- **Requirement**:
Report how many lines include the word "upload", and nothing besides that number.

* START *

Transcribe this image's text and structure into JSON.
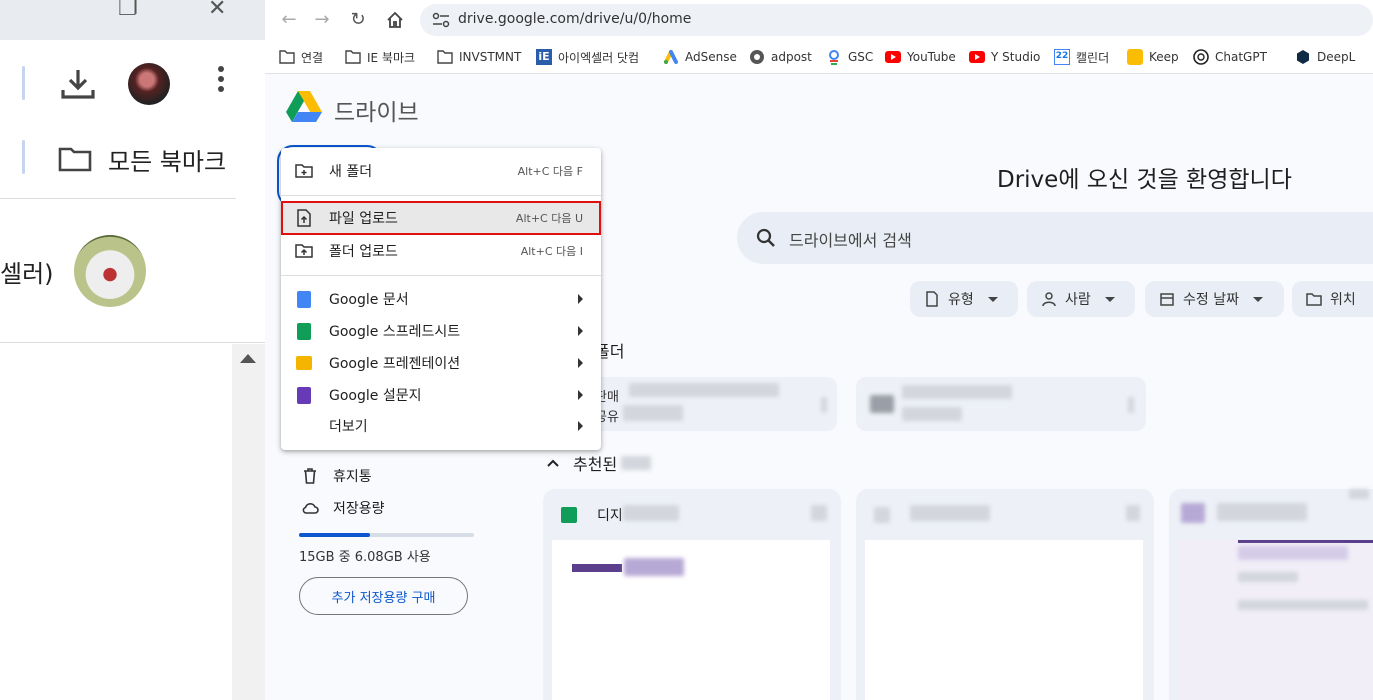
{
  "left_window": {
    "folder_label": "모든 북마크",
    "partial_title": "셀러)"
  },
  "browser": {
    "url": "drive.google.com/drive/u/0/home",
    "bookmarks": [
      {
        "label": "연결",
        "icon": "folder-icon"
      },
      {
        "label": "IE 북마크",
        "icon": "folder-icon"
      },
      {
        "label": "INVSTMNT",
        "icon": "folder-icon"
      },
      {
        "label": "아이엑셀러 닷컴",
        "icon": "ie-icon"
      },
      {
        "label": "AdSense",
        "icon": "adsense-icon"
      },
      {
        "label": "adpost",
        "icon": "adpost-icon"
      },
      {
        "label": "GSC",
        "icon": "gsc-icon"
      },
      {
        "label": "YouTube",
        "icon": "youtube-icon"
      },
      {
        "label": "Y Studio",
        "icon": "youtube-studio-icon"
      },
      {
        "label": "캘린더",
        "icon": "calendar-icon"
      },
      {
        "label": "Keep",
        "icon": "keep-icon"
      },
      {
        "label": "ChatGPT",
        "icon": "chatgpt-icon"
      },
      {
        "label": "DeepL",
        "icon": "deepl-icon"
      }
    ]
  },
  "drive": {
    "app_title": "드라이브",
    "welcome": "Drive에 오신 것을 환영합니다",
    "search_placeholder": "드라이브에서 검색",
    "filters": {
      "type": "유형",
      "people": "사람",
      "modified": "수정 날짜",
      "location": "위치"
    },
    "section_folders": "폴더",
    "folder_card_text": [
      "판매",
      "공유"
    ],
    "section_recommended": "추천된",
    "file_card_name": "디지",
    "sidebar": {
      "trash": "휴지통",
      "storage": "저장용량",
      "storage_text": "15GB 중 6.08GB 사용",
      "storage_fraction": 0.405,
      "buy_storage": "추가 저장용량 구매"
    }
  },
  "menu": {
    "items": [
      {
        "label": "새 폴더",
        "shortcut": "Alt+C 다음 F",
        "icon": "new-folder-icon"
      },
      {
        "label": "파일 업로드",
        "shortcut": "Alt+C 다음 U",
        "icon": "file-upload-icon"
      },
      {
        "label": "폴더 업로드",
        "shortcut": "Alt+C 다음 I",
        "icon": "folder-upload-icon"
      },
      {
        "label": "Google 문서",
        "icon": "google-docs-icon"
      },
      {
        "label": "Google 스프레드시트",
        "icon": "google-sheets-icon"
      },
      {
        "label": "Google 프레젠테이션",
        "icon": "google-slides-icon"
      },
      {
        "label": "Google 설문지",
        "icon": "google-forms-icon"
      },
      {
        "label": "더보기"
      }
    ]
  },
  "colors": {
    "accent": "#0b57d0",
    "highlight_box": "#e01010"
  }
}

* END *

- **Result of this exercise**:
2